**The records**
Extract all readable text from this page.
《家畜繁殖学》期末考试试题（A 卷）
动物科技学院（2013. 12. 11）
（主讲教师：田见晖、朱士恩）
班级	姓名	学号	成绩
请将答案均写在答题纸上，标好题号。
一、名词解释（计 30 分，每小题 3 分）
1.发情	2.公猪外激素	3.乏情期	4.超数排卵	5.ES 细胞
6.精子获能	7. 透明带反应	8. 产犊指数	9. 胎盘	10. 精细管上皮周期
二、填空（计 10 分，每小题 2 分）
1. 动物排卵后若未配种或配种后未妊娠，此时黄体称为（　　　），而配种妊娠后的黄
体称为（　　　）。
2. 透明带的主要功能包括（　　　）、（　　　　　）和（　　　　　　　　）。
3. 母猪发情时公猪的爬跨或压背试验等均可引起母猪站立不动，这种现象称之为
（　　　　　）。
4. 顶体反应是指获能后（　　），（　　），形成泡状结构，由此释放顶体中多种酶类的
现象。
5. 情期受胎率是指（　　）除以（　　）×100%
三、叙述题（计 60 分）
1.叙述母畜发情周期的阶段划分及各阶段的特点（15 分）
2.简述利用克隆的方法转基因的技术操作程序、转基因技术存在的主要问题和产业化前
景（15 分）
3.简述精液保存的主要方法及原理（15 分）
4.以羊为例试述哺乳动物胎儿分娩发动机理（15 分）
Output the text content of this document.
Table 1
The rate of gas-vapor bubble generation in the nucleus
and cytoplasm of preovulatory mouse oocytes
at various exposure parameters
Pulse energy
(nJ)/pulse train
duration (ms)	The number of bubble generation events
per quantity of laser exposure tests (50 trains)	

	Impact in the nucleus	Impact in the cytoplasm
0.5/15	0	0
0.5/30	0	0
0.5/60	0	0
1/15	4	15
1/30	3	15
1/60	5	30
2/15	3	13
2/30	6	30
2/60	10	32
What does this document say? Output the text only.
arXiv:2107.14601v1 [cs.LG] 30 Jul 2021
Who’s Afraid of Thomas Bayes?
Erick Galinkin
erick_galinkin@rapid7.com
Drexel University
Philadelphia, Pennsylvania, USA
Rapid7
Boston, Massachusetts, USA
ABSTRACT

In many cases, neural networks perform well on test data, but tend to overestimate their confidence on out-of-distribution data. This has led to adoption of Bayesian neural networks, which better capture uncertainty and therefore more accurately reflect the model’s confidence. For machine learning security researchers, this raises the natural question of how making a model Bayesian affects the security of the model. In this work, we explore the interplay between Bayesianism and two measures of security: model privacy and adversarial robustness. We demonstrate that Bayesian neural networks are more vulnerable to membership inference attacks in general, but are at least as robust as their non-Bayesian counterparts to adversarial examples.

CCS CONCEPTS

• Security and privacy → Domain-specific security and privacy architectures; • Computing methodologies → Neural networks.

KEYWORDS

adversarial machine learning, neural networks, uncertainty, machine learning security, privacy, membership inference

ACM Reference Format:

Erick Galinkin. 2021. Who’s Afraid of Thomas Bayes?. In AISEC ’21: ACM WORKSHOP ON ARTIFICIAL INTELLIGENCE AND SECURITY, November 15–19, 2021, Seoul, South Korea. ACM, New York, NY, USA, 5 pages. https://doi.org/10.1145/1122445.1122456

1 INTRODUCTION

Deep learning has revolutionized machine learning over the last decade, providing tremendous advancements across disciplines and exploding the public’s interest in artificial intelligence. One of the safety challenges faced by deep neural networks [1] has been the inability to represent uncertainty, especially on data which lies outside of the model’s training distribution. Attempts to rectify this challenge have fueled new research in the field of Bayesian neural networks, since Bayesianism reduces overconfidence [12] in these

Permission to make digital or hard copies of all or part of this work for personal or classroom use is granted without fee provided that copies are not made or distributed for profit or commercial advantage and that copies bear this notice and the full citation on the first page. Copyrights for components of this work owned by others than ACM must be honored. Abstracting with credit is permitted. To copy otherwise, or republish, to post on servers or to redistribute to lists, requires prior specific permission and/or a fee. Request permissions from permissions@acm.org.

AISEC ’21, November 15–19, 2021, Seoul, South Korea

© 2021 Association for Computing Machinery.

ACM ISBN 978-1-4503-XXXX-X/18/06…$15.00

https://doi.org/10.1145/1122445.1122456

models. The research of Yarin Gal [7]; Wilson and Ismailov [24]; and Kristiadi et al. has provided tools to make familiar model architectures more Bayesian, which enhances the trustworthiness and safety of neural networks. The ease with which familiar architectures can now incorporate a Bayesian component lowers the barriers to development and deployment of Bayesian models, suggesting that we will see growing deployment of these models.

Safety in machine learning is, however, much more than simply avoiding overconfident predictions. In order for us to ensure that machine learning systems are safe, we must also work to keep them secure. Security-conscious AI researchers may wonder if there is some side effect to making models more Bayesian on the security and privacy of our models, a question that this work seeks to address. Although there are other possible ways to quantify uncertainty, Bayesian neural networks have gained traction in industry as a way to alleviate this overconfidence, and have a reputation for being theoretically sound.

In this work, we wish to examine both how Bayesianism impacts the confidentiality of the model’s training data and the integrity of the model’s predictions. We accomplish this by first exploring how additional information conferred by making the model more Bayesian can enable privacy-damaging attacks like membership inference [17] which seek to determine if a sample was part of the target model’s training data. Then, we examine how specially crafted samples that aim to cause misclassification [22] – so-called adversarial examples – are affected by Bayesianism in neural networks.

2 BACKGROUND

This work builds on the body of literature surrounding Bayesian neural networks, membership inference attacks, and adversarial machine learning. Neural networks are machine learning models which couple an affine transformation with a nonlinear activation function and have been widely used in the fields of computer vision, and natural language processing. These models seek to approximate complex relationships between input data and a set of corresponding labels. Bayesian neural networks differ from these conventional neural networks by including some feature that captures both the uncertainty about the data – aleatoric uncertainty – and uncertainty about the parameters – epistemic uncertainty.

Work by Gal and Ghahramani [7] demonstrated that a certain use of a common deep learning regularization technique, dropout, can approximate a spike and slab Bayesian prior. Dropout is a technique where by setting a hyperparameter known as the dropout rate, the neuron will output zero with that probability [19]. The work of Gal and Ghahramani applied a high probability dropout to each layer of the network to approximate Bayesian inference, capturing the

**What you will do**
Search the lines for "https". Copy each line that has it.

**Worked answer**
Erick Galinkin. 2021. Who’s Afraid of Thomas Bayes?. In AISEC ’21: ACM WORKSHOP ON ARTIFICIAL INTELLIGENCE AND SECURITY, November 15–19, 2021, Seoul, South Korea. ACM, New York, NY, USA, 5 pages. https://doi.org/10.1145/1122445.1122456
https://doi.org/10.1145/1122445.1122456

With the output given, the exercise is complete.